STATED GOAL: Scan the data below and report how many lines include the word "page". Nothing else is wanted.

•••

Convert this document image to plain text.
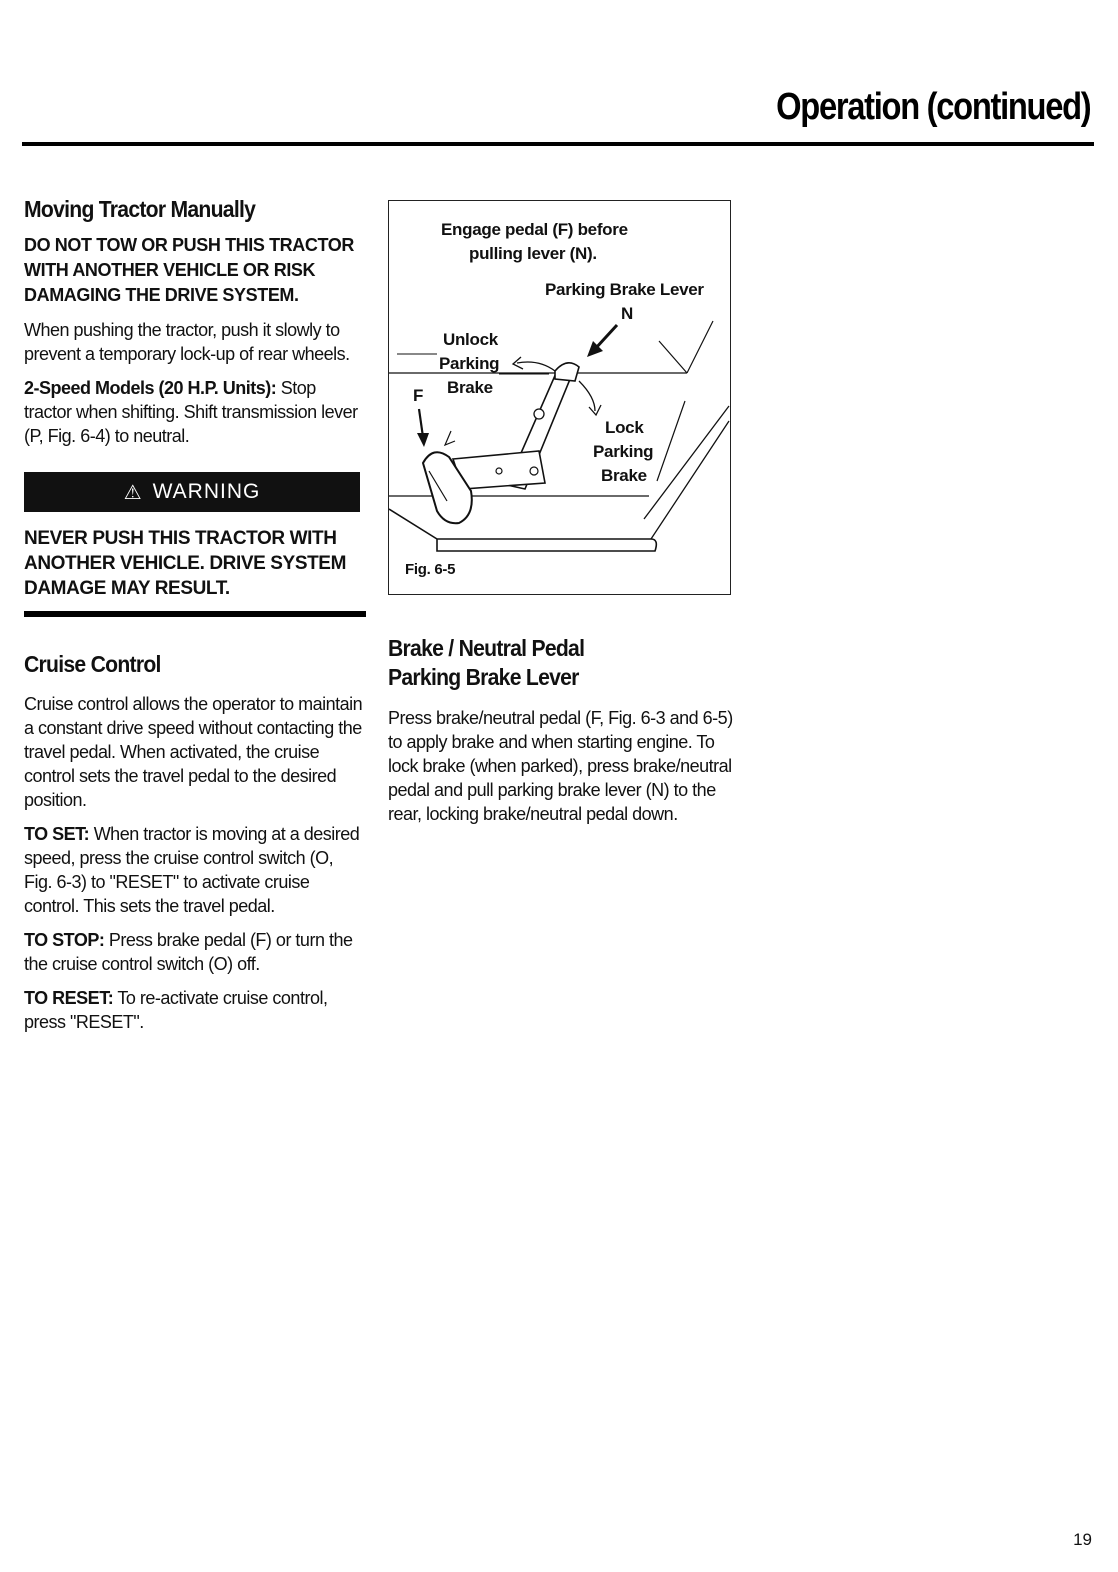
Operation (continued)
Moving Tractor Manually

DO NOT TOW OR PUSH THIS TRACTOR WITH ANOTHER VEHICLE OR RISK DAMAGING THE DRIVE SYSTEM.

When pushing the tractor, push it slowly to prevent a temporary lock-up of rear wheels.

2-Speed Models (20 H.P. Units): Stop tractor when shifting. Shift transmission lever (P, Fig. 6-4) to neutral.

⚠ WARNING

NEVER PUSH THIS TRACTOR WITH ANOTHER VEHICLE. DRIVE SYSTEM DAMAGE MAY RESULT.

Cruise Control

Cruise control allows the operator to maintain a constant drive speed without contacting the travel pedal. When activated, the cruise control sets the travel pedal to the desired position.

TO SET: When tractor is moving at a desired speed, press the cruise control switch (O, Fig. 6-3) to "RESET" to activate cruise control. This sets the travel pedal.

TO STOP: Press brake pedal (F) or turn the the cruise control switch (O) off.

TO RESET: To re-activate cruise control, press "RESET".

Engage pedal (F) before
pulling lever (N).
Parking Brake Lever
N
Unlock
Parking
Brake
F
Lock
Parking
Brake
Fig. 6-5
Brake / Neutral Pedal
Parking Brake Lever

Press brake/neutral pedal (F, Fig. 6-3 and 6-5) to apply brake and when starting engine. To lock brake (when parked), press brake/neutral pedal and pull parking brake lever (N) to the rear, locking brake/neutral pedal down.

19
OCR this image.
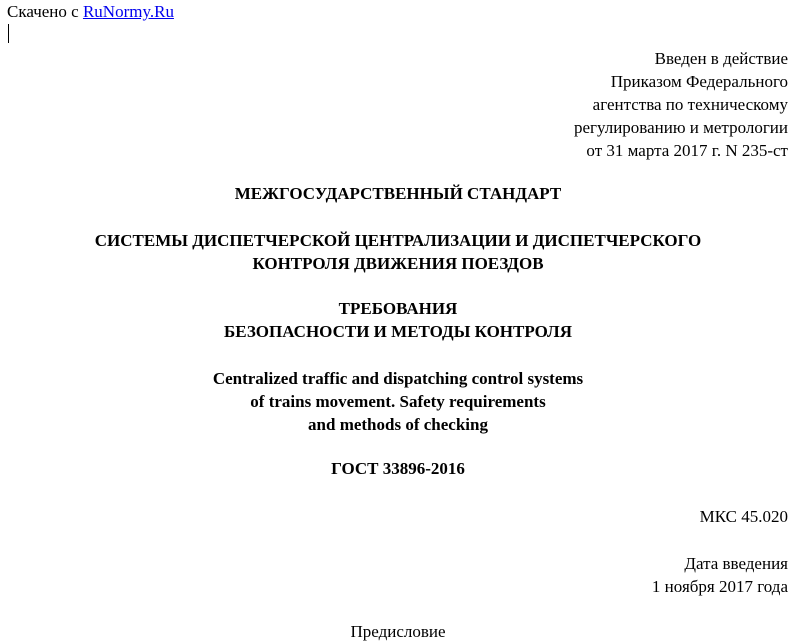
Скачено с RuNormy.Ru
Введен в действие
Приказом Федерального
агентства по техническому
регулированию и метрологии
от 31 марта 2017 г. N 235-ст
МЕЖГОСУДАРСТВЕННЫЙ СТАНДАРТ
СИСТЕМЫ ДИСПЕТЧЕРСКОЙ ЦЕНТРАЛИЗАЦИИ И ДИСПЕТЧЕРСКОГО
КОНТРОЛЯ ДВИЖЕНИЯ ПОЕЗДОВ
ТРЕБОВАНИЯ
БЕЗОПАСНОСТИ И МЕТОДЫ КОНТРОЛЯ
Centralized traffic and dispatching control systems
of trains movement. Safety requirements
and methods of checking
ГОСТ 33896-2016
МКС 45.020
Дата введения
1 ноября 2017 года
Предисловие
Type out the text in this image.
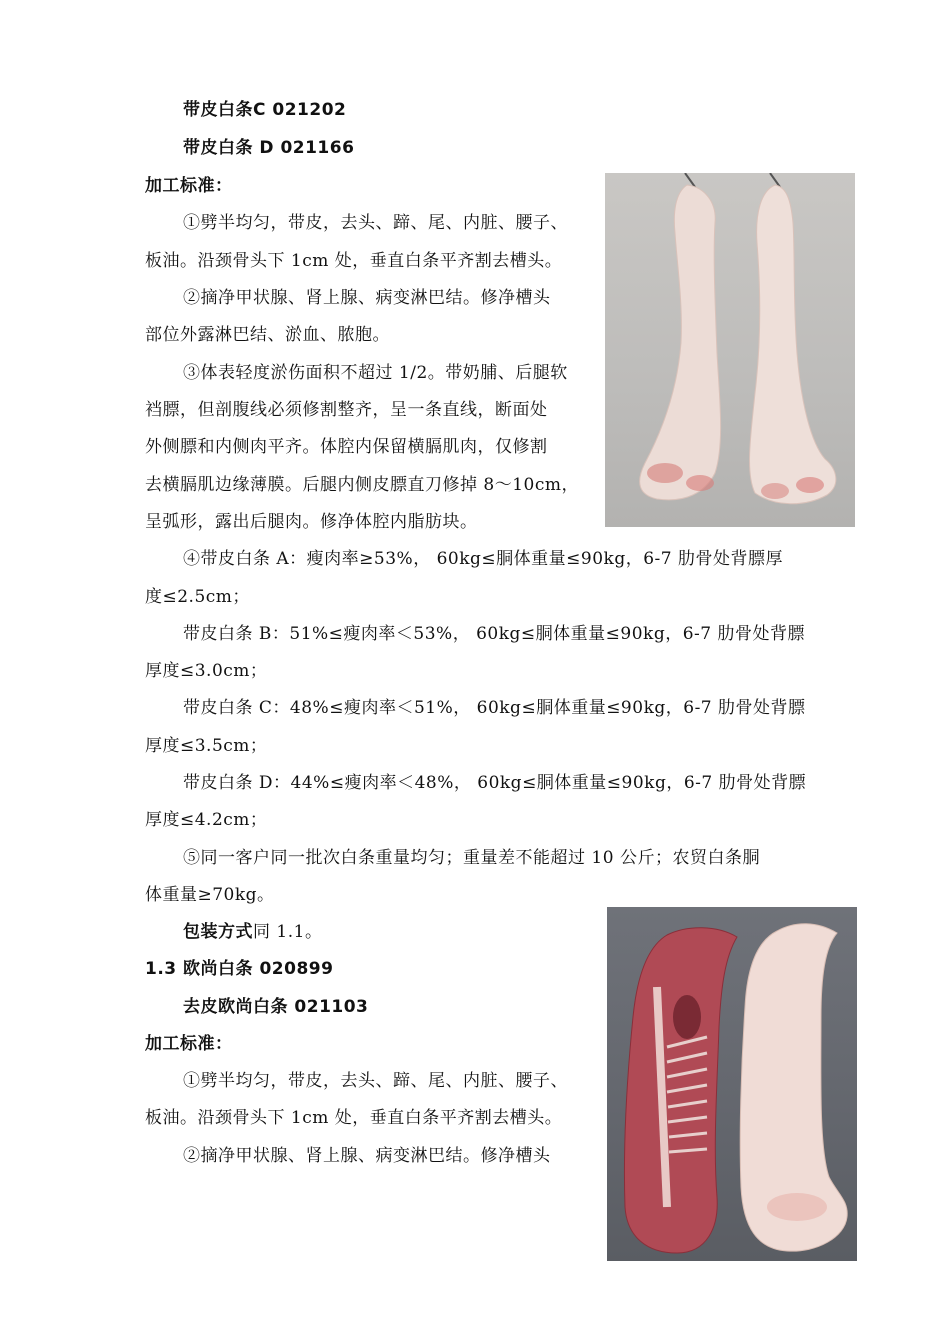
带皮白条C 021202
带皮白条 D 021166
加工标准：
①劈半均匀，带皮，去头、蹄、尾、内脏、腰子、
板油。沿颈骨头下 1cm 处，垂直白条平齐割去槽头。
②摘净甲状腺、肾上腺、病变淋巴结。修净槽头
部位外露淋巴结、淤血、脓胞。
③体表轻度淤伤面积不超过 1/2。带奶脯、后腿软
裆膘，但剖腹线必须修割整齐，呈一条直线，断面处
外侧膘和内侧肉平齐。体腔内保留横膈肌肉，仅修割
去横膈肌边缘薄膜。后腿内侧皮膘直刀修掉 8～10cm，
呈弧形，露出后腿肉。修净体腔内脂肪块。
④带皮白条 A：瘦肉率≥53%， 60kg≤胴体重量≤90kg，6-7 肋骨处背膘厚
度≤2.5cm；
带皮白条 B：51%≤瘦肉率＜53%， 60kg≤胴体重量≤90kg，6-7 肋骨处背膘
厚度≤3.0cm；
带皮白条 C：48%≤瘦肉率＜51%， 60kg≤胴体重量≤90kg，6-7 肋骨处背膘
厚度≤3.5cm；
带皮白条 D：44%≤瘦肉率＜48%， 60kg≤胴体重量≤90kg，6-7 肋骨处背膘
厚度≤4.2cm；
⑤同一客户同一批次白条重量均匀；重量差不能超过 10 公斤；农贸白条胴
体重量≥70kg。
包装方式同 1.1。
1.3 欧尚白条 020899
去皮欧尚白条 021103
加工标准：
①劈半均匀，带皮，去头、蹄、尾、内脏、腰子、
板油。沿颈骨头下 1cm 处，垂直白条平齐割去槽头。
②摘净甲状腺、肾上腺、病变淋巴结。修净槽头
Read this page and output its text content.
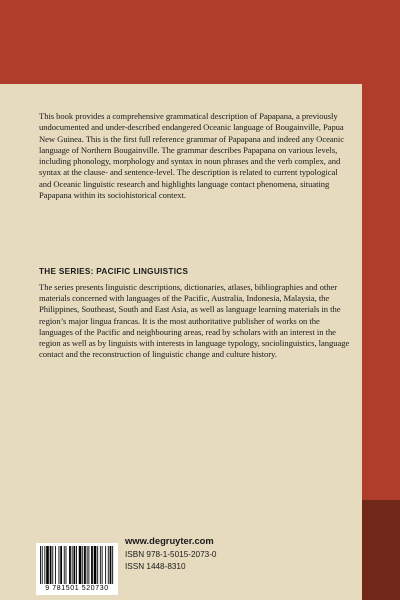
This book provides a comprehensive grammatical description of Papapana, a previously undocumented and under-described endangered Oceanic language of Bougainville, Papua New Guinea. This is the first full reference grammar of Papapana and indeed any Oceanic language of Northern Bougainville. The grammar describes Papapana on various levels, including phonology, morphology and syntax in noun phrases and the verb complex, and syntax at the clause- and sentence-level. The description is related to current typological and Oceanic linguistic research and highlights language contact phenomena, situating Papapana within its sociohistorical context.

THE SERIES: PACIFIC LINGUISTICS

The series presents linguistic descriptions, dictionaries, atlases, bibliographies and other materials concerned with languages of the Pacific, Australia, Indonesia, Malaysia, the Philippines, Southeast, South and East Asia, as well as language learning materials in the region’s major lingua francas. It is the most authoritative publisher of works on the languages of the Pacific and neighbouring areas, read by scholars with an interest in the region as well as by linguists with interests in language typology, sociolinguistics, language contact and the reconstruction of linguistic change and culture history.

9 781501 520730

www.degruyter.com

ISBN 978-1-5015-2073-0

ISSN 1448-8310
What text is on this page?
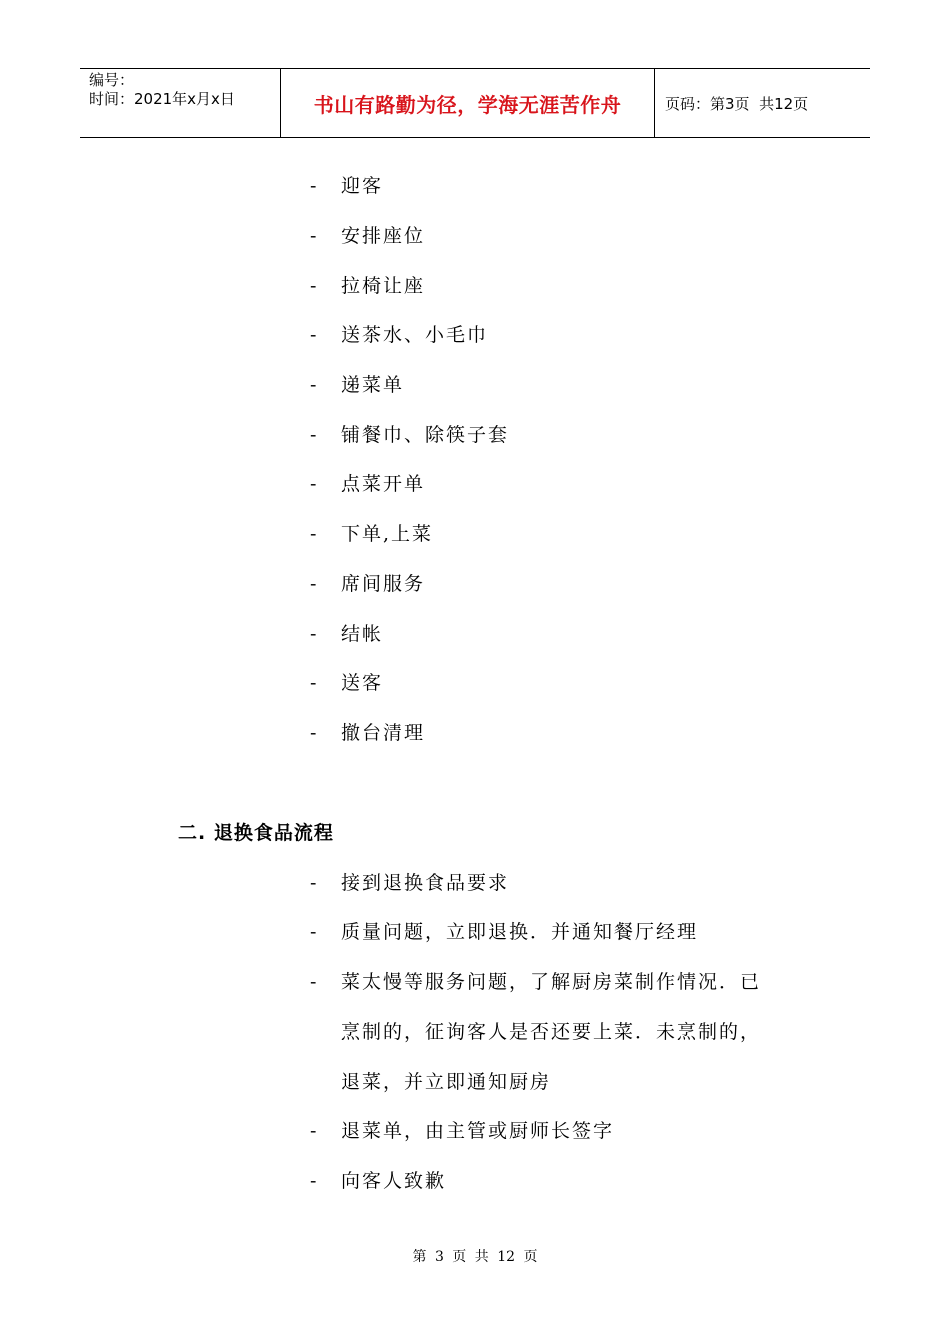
编号：
时间：2021年x月x日	书山有路勤为径，学海无涯苦作舟	页码：第3页  共12页
- 迎客
- 安排座位
- 拉椅让座
- 送茶水、小毛巾
- 递菜单
- 铺餐巾、除筷子套
- 点菜开单
- 下单,上菜
- 席间服务
- 结帐
- 送客
- 撤台清理
二. 退换食品流程
- 接到退换食品要求
- 质量问题，立即退换．并通知餐厅经理
- 菜太慢等服务问题，了解厨房菜制作情况．已
烹制的，征询客人是否还要上菜．未烹制的，
退菜，并立即通知厨房
- 退菜单，由主管或厨师长签字
- 向客人致歉
第 3 页 共 12 页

•••

REPLY: 2